--- begin ---

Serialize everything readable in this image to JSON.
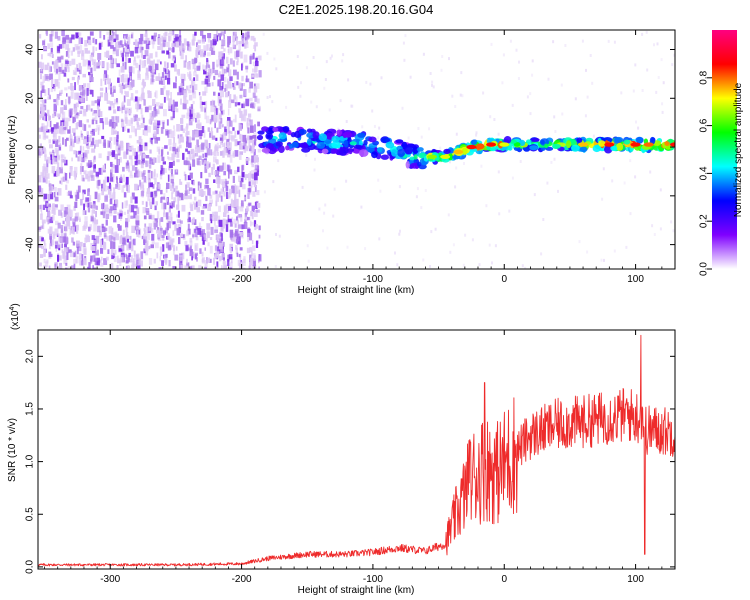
{
  "figure": {
    "title": "C2E1.2025.198.20.16.G04"
  },
  "chart_data": [
    {
      "type": "heatmap",
      "xlabel": "Height of straight line (km)",
      "ylabel": "Frequency (Hz)",
      "xlim": [
        -355,
        130
      ],
      "ylim": [
        -50,
        48
      ],
      "x_ticks": [
        -300,
        -200,
        -100,
        0,
        100
      ],
      "y_ticks": [
        -40,
        -20,
        0,
        20,
        40
      ],
      "colorbar": {
        "label": "Normalized spectral amplitude",
        "range": [
          0,
          1
        ],
        "ticks": [
          0.0,
          0.2,
          0.4,
          0.6,
          0.8
        ],
        "tick_labels": [
          "0.0",
          "0.2",
          "0.4",
          "0.6",
          "0.8"
        ],
        "colormap": [
          "#ffffff",
          "#7f00ff",
          "#0000ff",
          "#00ffff",
          "#00ff00",
          "#ffff00",
          "#ff0000",
          "#ff0080"
        ]
      },
      "regions": [
        {
          "name": "noise",
          "x_range": [
            -355,
            -187
          ],
          "freq_range": [
            -50,
            48
          ],
          "level": 0.08
        },
        {
          "name": "signal",
          "x_range": [
            -187,
            130
          ],
          "level": 0.45
        }
      ],
      "signal_ridge": {
        "x": [
          -185,
          -170,
          -150,
          -130,
          -110,
          -90,
          -75,
          -65,
          -55,
          -45,
          -35,
          -25,
          -10,
          0,
          20,
          40,
          60,
          80,
          100,
          110,
          130
        ],
        "freq": [
          3,
          3,
          3,
          2,
          2,
          0,
          -3,
          -4,
          -4,
          -4,
          -2,
          0,
          1,
          1,
          1,
          1,
          1,
          1,
          1,
          1,
          1
        ],
        "amplitude": [
          0.35,
          0.4,
          0.4,
          0.4,
          0.4,
          0.45,
          0.4,
          0.5,
          0.65,
          0.7,
          0.75,
          0.85,
          0.85,
          0.7,
          0.6,
          0.6,
          0.75,
          0.85,
          0.85,
          0.8,
          0.85
        ]
      }
    },
    {
      "type": "line",
      "xlabel": "Height of straight line (km)",
      "ylabel": "SNR (10 * v/v)",
      "y_multiplier": "(x10",
      "y_multiplier_exp": "4",
      "y_multiplier_close": ")",
      "xlim": [
        -355,
        130
      ],
      "ylim": [
        -0.02,
        2.25
      ],
      "x_ticks": [
        -300,
        -200,
        -100,
        0,
        100
      ],
      "y_ticks": [
        0.0,
        0.5,
        1.0,
        1.5,
        2.0
      ],
      "y_tick_labels": [
        "0.0",
        "0.5",
        "1.0",
        "1.5",
        "2.0"
      ],
      "color": "#ee2b2b",
      "envelope": {
        "x": [
          -355,
          -300,
          -250,
          -200,
          -180,
          -150,
          -120,
          -100,
          -80,
          -60,
          -45,
          -35,
          -25,
          -15,
          -5,
          5,
          20,
          40,
          60,
          80,
          95,
          100,
          105,
          108,
          115,
          130
        ],
        "y": [
          0.02,
          0.02,
          0.02,
          0.03,
          0.08,
          0.12,
          0.12,
          0.14,
          0.18,
          0.15,
          0.22,
          0.55,
          0.85,
          0.95,
          0.9,
          1.05,
          1.25,
          1.35,
          1.38,
          1.42,
          1.45,
          1.42,
          1.45,
          1.3,
          1.3,
          1.28
        ]
      },
      "features": [
        {
          "x": -15,
          "y": 1.75
        },
        {
          "x": -27,
          "y": 1.2
        },
        {
          "x": 104,
          "y": 2.2
        },
        {
          "x": 107,
          "y": 0.12
        }
      ]
    }
  ]
}
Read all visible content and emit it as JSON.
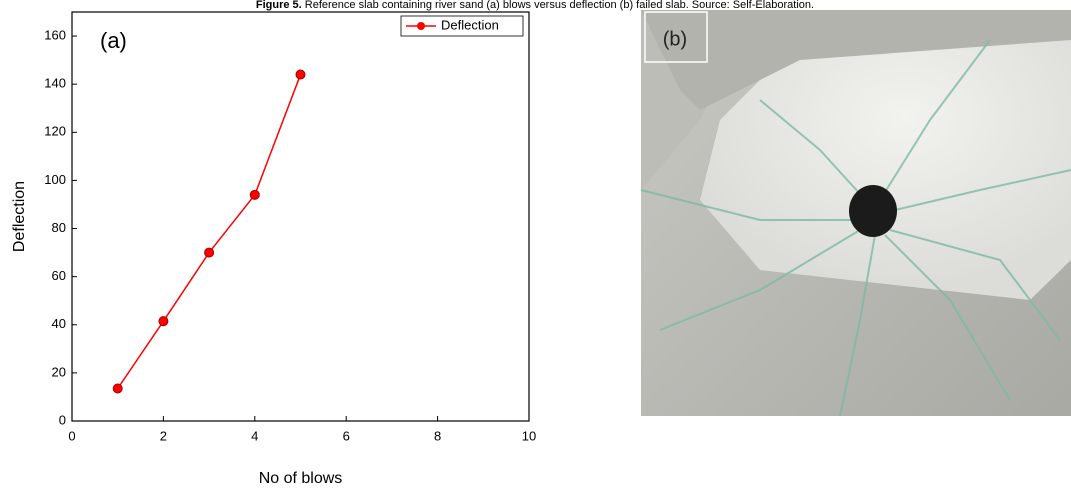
{
  "caption": {
    "label": "Figure 5.",
    "text": "Reference slab containing river sand (a) blows versus deflection (b) failed slab. Source: Self-Elaboration."
  },
  "chart_data": {
    "type": "line",
    "annotation": "(a)",
    "x_label": "No of blows",
    "y_label": "Deflection",
    "x": [
      1,
      2,
      3,
      4,
      5
    ],
    "series": [
      {
        "name": "Deflection",
        "color": "#ff0000",
        "values": [
          13.5,
          41.5,
          70,
          94,
          144
        ]
      }
    ],
    "xlim": [
      0,
      10
    ],
    "xticks": [
      0,
      2,
      4,
      6,
      8,
      10
    ],
    "ylim": [
      0,
      170
    ],
    "yticks": [
      0,
      20,
      40,
      60,
      80,
      100,
      120,
      140,
      160
    ],
    "legend": "top-right"
  },
  "photo": {
    "label": "(b)"
  }
}
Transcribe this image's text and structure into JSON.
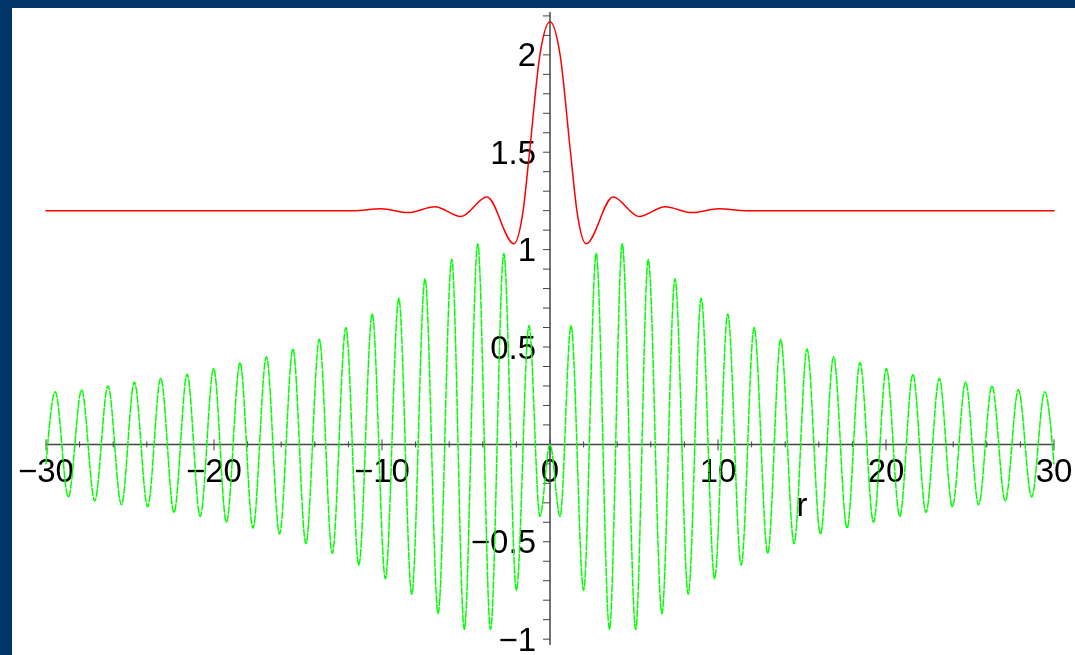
{
  "chart_data": {
    "type": "line",
    "xlabel": "r",
    "xlim": [
      -30,
      30
    ],
    "ylim": [
      -1.03,
      2.22
    ],
    "xticks": [
      -30,
      {
        "value": -28,
        "label": null
      },
      {
        "value": -26,
        "label": null
      },
      {
        "value": -24,
        "label": null
      },
      {
        "value": -22,
        "label": null
      },
      -20,
      {
        "value": -18,
        "label": null
      },
      {
        "value": -16,
        "label": null
      },
      {
        "value": -14,
        "label": null
      },
      {
        "value": -12,
        "label": null
      },
      -10,
      {
        "value": -8,
        "label": null
      },
      {
        "value": -6,
        "label": null
      },
      {
        "value": -4,
        "label": null
      },
      {
        "value": -2,
        "label": null
      },
      0,
      {
        "value": 2,
        "label": null
      },
      {
        "value": 4,
        "label": null
      },
      {
        "value": 6,
        "label": null
      },
      {
        "value": 8,
        "label": null
      },
      10,
      {
        "value": 12,
        "label": null
      },
      {
        "value": 14,
        "label": null
      },
      {
        "value": 16,
        "label": null
      },
      {
        "value": 18,
        "label": null
      },
      20,
      {
        "value": 22,
        "label": null
      },
      {
        "value": 24,
        "label": null
      },
      {
        "value": 26,
        "label": null
      },
      {
        "value": 28,
        "label": null
      },
      30
    ],
    "yticks": [
      -1,
      {
        "value": -0.9,
        "label": null
      },
      {
        "value": -0.8,
        "label": null
      },
      {
        "value": -0.7,
        "label": null
      },
      {
        "value": -0.6,
        "label": null
      },
      -0.5,
      {
        "value": -0.4,
        "label": null
      },
      {
        "value": -0.3,
        "label": null
      },
      {
        "value": -0.2,
        "label": null
      },
      {
        "value": -0.1,
        "label": null
      },
      {
        "value": 0.1,
        "label": null
      },
      {
        "value": 0.2,
        "label": null
      },
      {
        "value": 0.3,
        "label": null
      },
      {
        "value": 0.4,
        "label": null
      },
      0.5,
      {
        "value": 0.6,
        "label": null
      },
      {
        "value": 0.7,
        "label": null
      },
      {
        "value": 0.8,
        "label": null
      },
      {
        "value": 0.9,
        "label": null
      },
      1,
      {
        "value": 1.1,
        "label": null
      },
      {
        "value": 1.2,
        "label": null
      },
      {
        "value": 1.3,
        "label": null
      },
      {
        "value": 1.4,
        "label": null
      },
      1.5,
      {
        "value": 1.6,
        "label": null
      },
      {
        "value": 1.7,
        "label": null
      },
      {
        "value": 1.8,
        "label": null
      },
      {
        "value": 1.9,
        "label": null
      },
      2,
      {
        "value": 2.1,
        "label": null
      },
      {
        "value": 2.2,
        "label": null
      }
    ],
    "series": [
      {
        "color": "#00ff00",
        "line_style": "dashed",
        "x": [
          -30,
          -29.45,
          -28.67,
          -27.88,
          -27.1,
          -26.31,
          -25.51,
          -24.74,
          -23.95,
          -23.17,
          -22.38,
          -21.6,
          -20.82,
          -20.02,
          -19.26,
          -18.45,
          -17.68,
          -16.88,
          -16.1,
          -15.3,
          -14.53,
          -13.73,
          -12.96,
          -12.15,
          -11.38,
          -10.58,
          -9.8,
          -9.0,
          -8.23,
          -7.44,
          -6.66,
          -5.85,
          -5.1,
          -4.3,
          -3.54,
          -2.75,
          -2.0,
          -1.25,
          -0.6,
          0,
          0.6,
          1.25,
          2.0,
          2.75,
          3.54,
          4.3,
          5.1,
          5.85,
          6.66,
          7.44,
          8.23,
          9.0,
          9.8,
          10.58,
          11.38,
          12.15,
          12.96,
          13.73,
          14.53,
          15.3,
          16.1,
          16.88,
          17.68,
          18.45,
          19.26,
          20.02,
          20.82,
          21.6,
          22.38,
          23.17,
          23.95,
          24.74,
          25.51,
          26.31,
          27.1,
          27.88,
          28.67,
          29.45,
          30
        ],
        "values": [
          -0.1,
          0.27,
          -0.27,
          0.28,
          -0.29,
          0.3,
          -0.31,
          0.32,
          -0.32,
          0.34,
          -0.35,
          0.36,
          -0.37,
          0.39,
          -0.4,
          0.42,
          -0.43,
          0.45,
          -0.46,
          0.49,
          -0.51,
          0.54,
          -0.56,
          0.6,
          -0.62,
          0.67,
          -0.69,
          0.75,
          -0.77,
          0.85,
          -0.87,
          0.95,
          -0.95,
          1.03,
          -0.95,
          0.98,
          -0.75,
          0.61,
          -0.37,
          0,
          -0.37,
          0.61,
          -0.75,
          0.98,
          -0.95,
          1.03,
          -0.95,
          0.95,
          -0.87,
          0.85,
          -0.77,
          0.75,
          -0.69,
          0.67,
          -0.62,
          0.6,
          -0.56,
          0.54,
          -0.51,
          0.49,
          -0.46,
          0.45,
          -0.43,
          0.42,
          -0.4,
          0.39,
          -0.37,
          0.36,
          -0.35,
          0.34,
          -0.32,
          0.32,
          -0.31,
          0.3,
          -0.29,
          0.28,
          -0.27,
          0.27,
          -0.1
        ]
      },
      {
        "color": "#ff0000",
        "x": [
          -30,
          -11.7,
          -10.05,
          -8.45,
          -6.85,
          -5.3,
          -3.75,
          -2.15,
          -1.6,
          -1.22,
          -0.6,
          0,
          0.6,
          1.22,
          1.6,
          2.15,
          3.75,
          5.3,
          6.85,
          8.45,
          10.05,
          11.7,
          30
        ],
        "values": [
          1.2,
          1.2,
          1.21,
          1.19,
          1.22,
          1.17,
          1.27,
          1.03,
          1.2,
          1.5,
          2.0,
          2.17,
          2.0,
          1.5,
          1.2,
          1.03,
          1.27,
          1.17,
          1.22,
          1.19,
          1.21,
          1.2,
          1.2
        ]
      }
    ]
  }
}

--- end ---

Pick out lines containing the word "text", each one as written.

-- EXERCISE ANSWER --
    "text": "Reference slab containing river sand (a) blows versus deflection (b) failed slab. Source: Self-Elaboration."
Transcribe this image's text and structure into JSON.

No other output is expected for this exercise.